■ **Directions**: Output all of the data below exactly as given.

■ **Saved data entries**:
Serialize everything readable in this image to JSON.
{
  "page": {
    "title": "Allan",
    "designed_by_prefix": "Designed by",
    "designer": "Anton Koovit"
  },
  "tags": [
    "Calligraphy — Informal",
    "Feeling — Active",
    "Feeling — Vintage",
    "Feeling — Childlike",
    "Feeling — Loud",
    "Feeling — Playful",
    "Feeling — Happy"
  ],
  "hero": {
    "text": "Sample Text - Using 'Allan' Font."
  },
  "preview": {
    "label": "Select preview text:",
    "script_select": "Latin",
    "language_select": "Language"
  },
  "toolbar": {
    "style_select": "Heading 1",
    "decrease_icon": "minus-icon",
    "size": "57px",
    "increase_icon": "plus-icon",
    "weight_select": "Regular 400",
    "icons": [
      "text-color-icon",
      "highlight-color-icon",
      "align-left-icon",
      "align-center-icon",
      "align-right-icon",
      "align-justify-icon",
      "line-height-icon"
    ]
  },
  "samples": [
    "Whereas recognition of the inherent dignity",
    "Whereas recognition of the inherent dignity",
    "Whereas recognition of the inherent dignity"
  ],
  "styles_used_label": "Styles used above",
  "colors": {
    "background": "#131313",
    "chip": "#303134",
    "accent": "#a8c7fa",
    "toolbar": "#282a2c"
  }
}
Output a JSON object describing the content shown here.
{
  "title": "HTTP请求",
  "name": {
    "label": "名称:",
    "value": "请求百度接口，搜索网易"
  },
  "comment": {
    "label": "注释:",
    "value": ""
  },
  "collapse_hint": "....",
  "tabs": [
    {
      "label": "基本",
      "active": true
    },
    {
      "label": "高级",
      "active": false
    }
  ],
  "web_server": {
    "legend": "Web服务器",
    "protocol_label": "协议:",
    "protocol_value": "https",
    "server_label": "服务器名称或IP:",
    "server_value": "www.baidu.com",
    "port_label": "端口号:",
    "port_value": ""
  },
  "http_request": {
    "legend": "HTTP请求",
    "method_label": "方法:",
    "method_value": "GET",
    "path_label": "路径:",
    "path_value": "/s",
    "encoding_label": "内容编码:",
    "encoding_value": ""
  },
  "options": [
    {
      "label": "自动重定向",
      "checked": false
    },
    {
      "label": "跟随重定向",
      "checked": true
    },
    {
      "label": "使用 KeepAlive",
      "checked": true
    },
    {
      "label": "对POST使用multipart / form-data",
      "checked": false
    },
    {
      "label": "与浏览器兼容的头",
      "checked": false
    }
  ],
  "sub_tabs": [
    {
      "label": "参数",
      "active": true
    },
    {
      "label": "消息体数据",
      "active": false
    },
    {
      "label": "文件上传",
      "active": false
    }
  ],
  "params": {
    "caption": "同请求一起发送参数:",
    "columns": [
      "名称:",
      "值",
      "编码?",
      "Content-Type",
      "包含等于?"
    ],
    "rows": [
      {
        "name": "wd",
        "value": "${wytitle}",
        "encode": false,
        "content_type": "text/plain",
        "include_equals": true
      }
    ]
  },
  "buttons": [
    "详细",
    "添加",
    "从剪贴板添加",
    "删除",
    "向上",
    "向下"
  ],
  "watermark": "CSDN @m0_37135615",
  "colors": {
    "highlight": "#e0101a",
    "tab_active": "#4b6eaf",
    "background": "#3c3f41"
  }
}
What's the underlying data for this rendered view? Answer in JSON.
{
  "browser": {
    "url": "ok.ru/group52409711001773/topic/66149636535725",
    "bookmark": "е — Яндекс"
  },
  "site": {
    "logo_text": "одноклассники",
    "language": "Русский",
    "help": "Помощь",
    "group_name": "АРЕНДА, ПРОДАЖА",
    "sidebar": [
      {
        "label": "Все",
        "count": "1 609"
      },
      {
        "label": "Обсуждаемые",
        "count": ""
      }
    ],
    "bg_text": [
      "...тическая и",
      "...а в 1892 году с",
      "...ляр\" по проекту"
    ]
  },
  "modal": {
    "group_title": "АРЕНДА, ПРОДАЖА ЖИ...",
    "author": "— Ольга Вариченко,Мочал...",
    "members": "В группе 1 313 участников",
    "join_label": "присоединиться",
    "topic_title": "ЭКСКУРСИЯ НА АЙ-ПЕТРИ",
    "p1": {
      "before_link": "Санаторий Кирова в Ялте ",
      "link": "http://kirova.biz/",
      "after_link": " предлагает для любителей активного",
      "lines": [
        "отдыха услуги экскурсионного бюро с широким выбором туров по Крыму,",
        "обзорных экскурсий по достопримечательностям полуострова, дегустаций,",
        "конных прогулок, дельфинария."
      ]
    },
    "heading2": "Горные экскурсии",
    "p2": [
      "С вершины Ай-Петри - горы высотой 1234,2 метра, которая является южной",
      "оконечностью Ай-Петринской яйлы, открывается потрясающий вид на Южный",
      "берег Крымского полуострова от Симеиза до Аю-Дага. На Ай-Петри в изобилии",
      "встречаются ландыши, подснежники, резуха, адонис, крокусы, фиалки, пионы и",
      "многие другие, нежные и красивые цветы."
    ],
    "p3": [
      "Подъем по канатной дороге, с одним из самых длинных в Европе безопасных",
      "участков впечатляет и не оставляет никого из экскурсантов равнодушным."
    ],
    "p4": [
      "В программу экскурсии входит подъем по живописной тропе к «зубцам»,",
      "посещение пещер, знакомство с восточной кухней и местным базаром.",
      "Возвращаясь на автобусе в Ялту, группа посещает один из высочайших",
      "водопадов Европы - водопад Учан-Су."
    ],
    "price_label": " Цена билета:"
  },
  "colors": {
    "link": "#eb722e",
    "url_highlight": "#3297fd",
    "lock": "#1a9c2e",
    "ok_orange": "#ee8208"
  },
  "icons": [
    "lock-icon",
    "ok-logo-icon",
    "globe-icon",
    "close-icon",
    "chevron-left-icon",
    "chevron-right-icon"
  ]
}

■ **Solution to this problem**:
Serialize everything readable in this image to JSON.
{
  "page": {
    "title": "Allan",
    "designed_by_prefix": "Designed by",
    "designer": "Anton Koovit"
  },
  "tags": [
    "Calligraphy — Informal",
    "Feeling — Active",
    "Feeling — Vintage",
    "Feeling — Childlike",
    "Feeling — Loud",
    "Feeling — Playful",
    "Feeling — Happy"
  ],
  "hero": {
    "text": "Sample Text - Using 'Allan' Font."
  },
  "preview": {
    "label": "Select preview text:",
    "script_select": "Latin",
    "language_select": "Language"
  },
  "toolbar": {
    "style_select": "Heading 1",
    "decrease_icon": "minus-icon",
    "size": "57px",
    "increase_icon": "plus-icon",
    "weight_select": "Regular 400",
    "icons": [
      "text-color-icon",
      "highlight-color-icon",
      "align-left-icon",
      "align-center-icon",
      "align-right-icon",
      "align-justify-icon",
      "line-height-icon"
    ]
  },
  "samples": [
    "Whereas recognition of the inherent dignity",
    "Whereas recognition of the inherent dignity",
    "Whereas recognition of the inherent dignity"
  ],
  "styles_used_label": "Styles used above",
  "colors": {
    "background": "#131313",
    "chip": "#303134",
    "accent": "#a8c7fa",
    "toolbar": "#282a2c"
  }
}
Output a JSON object describing the content shown here.
{
  "title": "HTTP请求",
  "name": {
    "label": "名称:",
    "value": "请求百度接口，搜索网易"
  },
  "comment": {
    "label": "注释:",
    "value": ""
  },
  "collapse_hint": "....",
  "tabs": [
    {
      "label": "基本",
      "active": true
    },
    {
      "label": "高级",
      "active": false
    }
  ],
  "web_server": {
    "legend": "Web服务器",
    "protocol_label": "协议:",
    "protocol_value": "https",
    "server_label": "服务器名称或IP:",
    "server_value": "www.baidu.com",
    "port_label": "端口号:",
    "port_value": ""
  },
  "http_request": {
    "legend": "HTTP请求",
    "method_label": "方法:",
    "method_value": "GET",
    "path_label": "路径:",
    "path_value": "/s",
    "encoding_label": "内容编码:",
    "encoding_value": ""
  },
  "options": [
    {
      "label": "自动重定向",
      "checked": false
    },
    {
      "label": "跟随重定向",
      "checked": true
    },
    {
      "label": "使用 KeepAlive",
      "checked": true
    },
    {
      "label": "对POST使用multipart / form-data",
      "checked": false
    },
    {
      "label": "与浏览器兼容的头",
      "checked": false
    }
  ],
  "sub_tabs": [
    {
      "label": "参数",
      "active": true
    },
    {
      "label": "消息体数据",
      "active": false
    },
    {
      "label": "文件上传",
      "active": false
    }
  ],
  "params": {
    "caption": "同请求一起发送参数:",
    "columns": [
      "名称:",
      "值",
      "编码?",
      "Content-Type",
      "包含等于?"
    ],
    "rows": [
      {
        "name": "wd",
        "value": "${wytitle}",
        "encode": false,
        "content_type": "text/plain",
        "include_equals": true
      }
    ]
  },
  "buttons": [
    "详细",
    "添加",
    "从剪贴板添加",
    "删除",
    "向上",
    "向下"
  ],
  "watermark": "CSDN @m0_37135615",
  "colors": {
    "highlight": "#e0101a",
    "tab_active": "#4b6eaf",
    "background": "#3c3f41"
  }
}
What's the underlying data for this rendered view? Answer in JSON.
{
  "browser": {
    "url": "ok.ru/group52409711001773/topic/66149636535725",
    "bookmark": "е — Яндекс"
  },
  "site": {
    "logo_text": "одноклассники",
    "language": "Русский",
    "help": "Помощь",
    "group_name": "АРЕНДА, ПРОДАЖА",
    "sidebar": [
      {
        "label": "Все",
        "count": "1 609"
      },
      {
        "label": "Обсуждаемые",
        "count": ""
      }
    ],
    "bg_text": [
      "...тическая и",
      "...а в 1892 году с",
      "...ляр\" по проекту"
    ]
  },
  "modal": {
    "group_title": "АРЕНДА, ПРОДАЖА ЖИ...",
    "author": "— Ольга Вариченко,Мочал...",
    "members": "В группе 1 313 участников",
    "join_label": "присоединиться",
    "topic_title": "ЭКСКУРСИЯ НА АЙ-ПЕТРИ",
    "p1": {
      "before_link": "Санаторий Кирова в Ялте ",
      "link": "http://kirova.biz/",
      "after_link": " предлагает для любителей активного",
      "lines": [
        "отдыха услуги экскурсионного бюро с широким выбором туров по Крыму,",
        "обзорных экскурсий по достопримечательностям полуострова, дегустаций,",
        "конных прогулок, дельфинария."
      ]
    },
    "heading2": "Горные экскурсии",
    "p2": [
      "С вершины Ай-Петри - горы высотой 1234,2 метра, которая является южной",
      "оконечностью Ай-Петринской яйлы, открывается потрясающий вид на Южный",
      "берег Крымского полуострова от Симеиза до Аю-Дага. На Ай-Петри в изобилии",
      "встречаются ландыши, подснежники, резуха, адонис, крокусы, фиалки, пионы и",
      "многие другие, нежные и красивые цветы."
    ],
    "p3": [
      "Подъем по канатной дороге, с одним из самых длинных в Европе безопасных",
      "участков впечатляет и не оставляет никого из экскурсантов равнодушным."
    ],
    "p4": [
      "В программу экскурсии входит подъем по живописной тропе к «зубцам»,",
      "посещение пещер, знакомство с восточной кухней и местным базаром.",
      "Возвращаясь на автобусе в Ялту, группа посещает один из высочайших",
      "водопадов Европы - водопад Учан-Су."
    ],
    "price_label": " Цена билета:"
  },
  "colors": {
    "link": "#eb722e",
    "url_highlight": "#3297fd",
    "lock": "#1a9c2e",
    "ok_orange": "#ee8208"
  },
  "icons": [
    "lock-icon",
    "ok-logo-icon",
    "globe-icon",
    "close-icon",
    "chevron-left-icon",
    "chevron-right-icon"
  ]
}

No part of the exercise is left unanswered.